- What to do:
Exclude the pictures and retype the entries as written.

## START Dataset entries

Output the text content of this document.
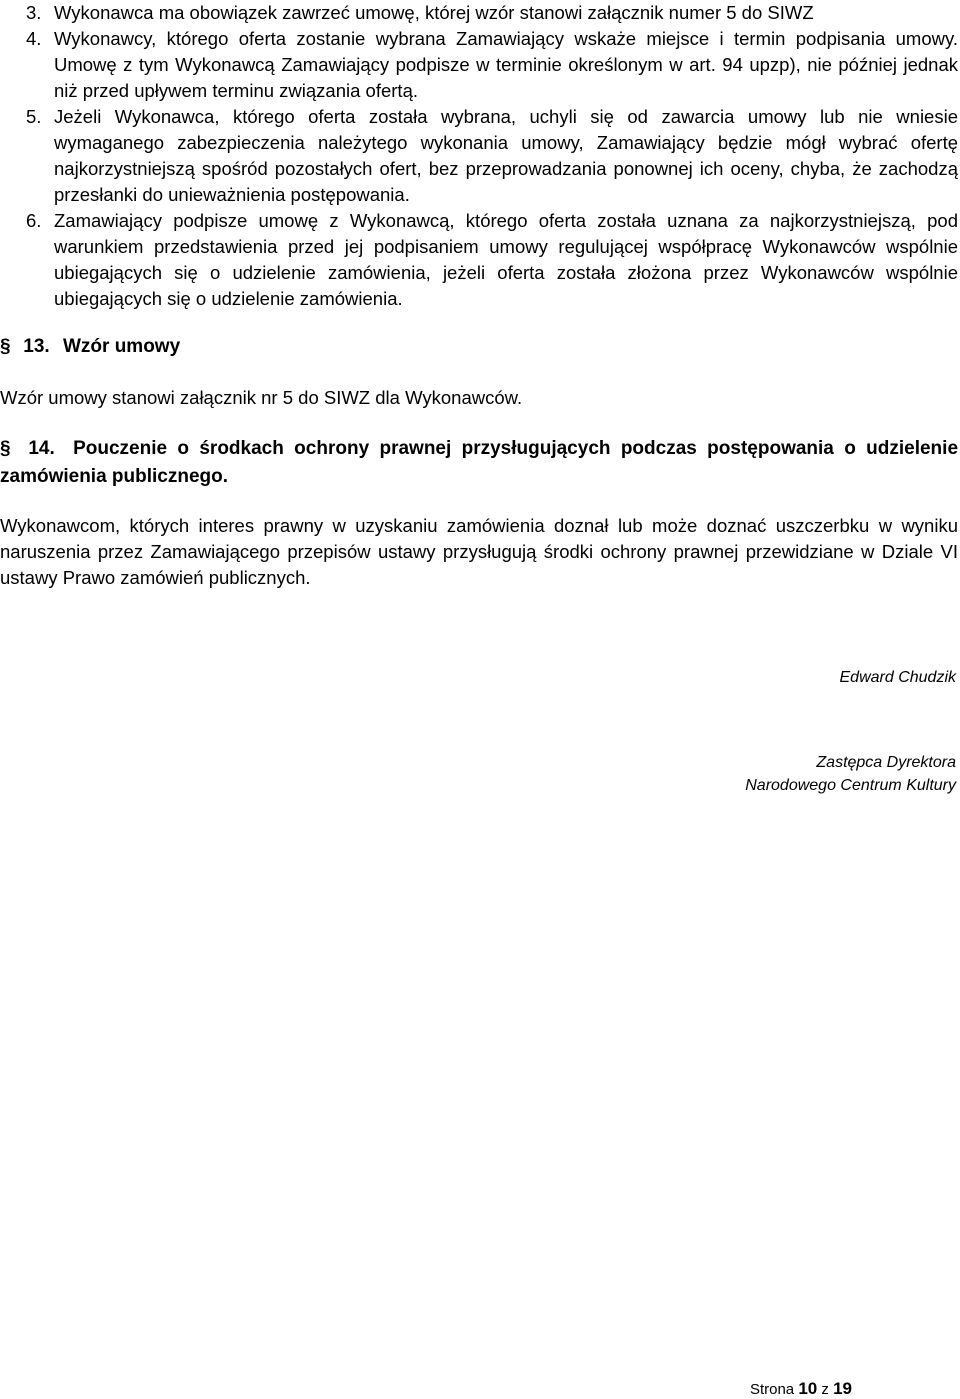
3. Wykonawca ma obowiązek zawrzeć umowę, której wzór stanowi załącznik numer 5 do SIWZ

4. Wykonawcy, którego oferta zostanie wybrana Zamawiający wskaże miejsce i termin podpisania umowy. Umowę z tym Wykonawcą Zamawiający podpisze w terminie określonym w art. 94 upzp), nie później jednak niż przed upływem terminu związania ofertą.

5. Jeżeli Wykonawca, którego oferta została wybrana, uchyli się od zawarcia umowy lub nie wniesie wymaganego zabezpieczenia należytego wykonania umowy, Zamawiający będzie mógł wybrać ofertę najkorzystniejszą spośród pozostałych ofert, bez przeprowadzania ponownej ich oceny, chyba, że zachodzą przesłanki do unieważnienia postępowania.

6. Zamawiający podpisze umowę z Wykonawcą, którego oferta została uznana za najkorzystniejszą, pod warunkiem przedstawienia przed jej podpisaniem umowy regulującej współpracę Wykonawców wspólnie ubiegających się o udzielenie zamówienia, jeżeli oferta została złożona przez Wykonawców wspólnie ubiegających się o udzielenie zamówienia.

§ 13. Wzór umowy
Wzór umowy stanowi załącznik nr 5 do SIWZ dla Wykonawców.
§ 14. Pouczenie o środkach ochrony prawnej przysługujących podczas postępowania o udzielenie zamówienia publicznego.
Wykonawcom, których interes prawny w uzyskaniu zamówienia doznał lub może doznać uszczerbku w wyniku naruszenia przez Zamawiającego przepisów ustawy przysługują środki ochrony prawnej przewidziane w Dziale VI ustawy Prawo zamówień publicznych.
Edward Chudzik
Zastępca Dyrektora
Narodowego Centrum Kultury
Strona 10 z 19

## END Dataset entries

- Solution:
Output the text content of this document.
3. Wykonawca ma obowiązek zawrzeć umowę, której wzór stanowi załącznik numer 5 do SIWZ

4. Wykonawcy, którego oferta zostanie wybrana Zamawiający wskaże miejsce i termin podpisania umowy. Umowę z tym Wykonawcą Zamawiający podpisze w terminie określonym w art. 94 upzp), nie później jednak niż przed upływem terminu związania ofertą.

5. Jeżeli Wykonawca, którego oferta została wybrana, uchyli się od zawarcia umowy lub nie wniesie wymaganego zabezpieczenia należytego wykonania umowy, Zamawiający będzie mógł wybrać ofertę najkorzystniejszą spośród pozostałych ofert, bez przeprowadzania ponownej ich oceny, chyba, że zachodzą przesłanki do unieważnienia postępowania.

6. Zamawiający podpisze umowę z Wykonawcą, którego oferta została uznana za najkorzystniejszą, pod warunkiem przedstawienia przed jej podpisaniem umowy regulującej współpracę Wykonawców wspólnie ubiegających się o udzielenie zamówienia, jeżeli oferta została złożona przez Wykonawców wspólnie ubiegających się o udzielenie zamówienia.

§ 13. Wzór umowy
Wzór umowy stanowi załącznik nr 5 do SIWZ dla Wykonawców.
§ 14. Pouczenie o środkach ochrony prawnej przysługujących podczas postępowania o udzielenie zamówienia publicznego.
Wykonawcom, których interes prawny w uzyskaniu zamówienia doznał lub może doznać uszczerbku w wyniku naruszenia przez Zamawiającego przepisów ustawy przysługują środki ochrony prawnej przewidziane w Dziale VI ustawy Prawo zamówień publicznych.
Edward Chudzik
Zastępca Dyrektora
Narodowego Centrum Kultury
Strona 10 z 19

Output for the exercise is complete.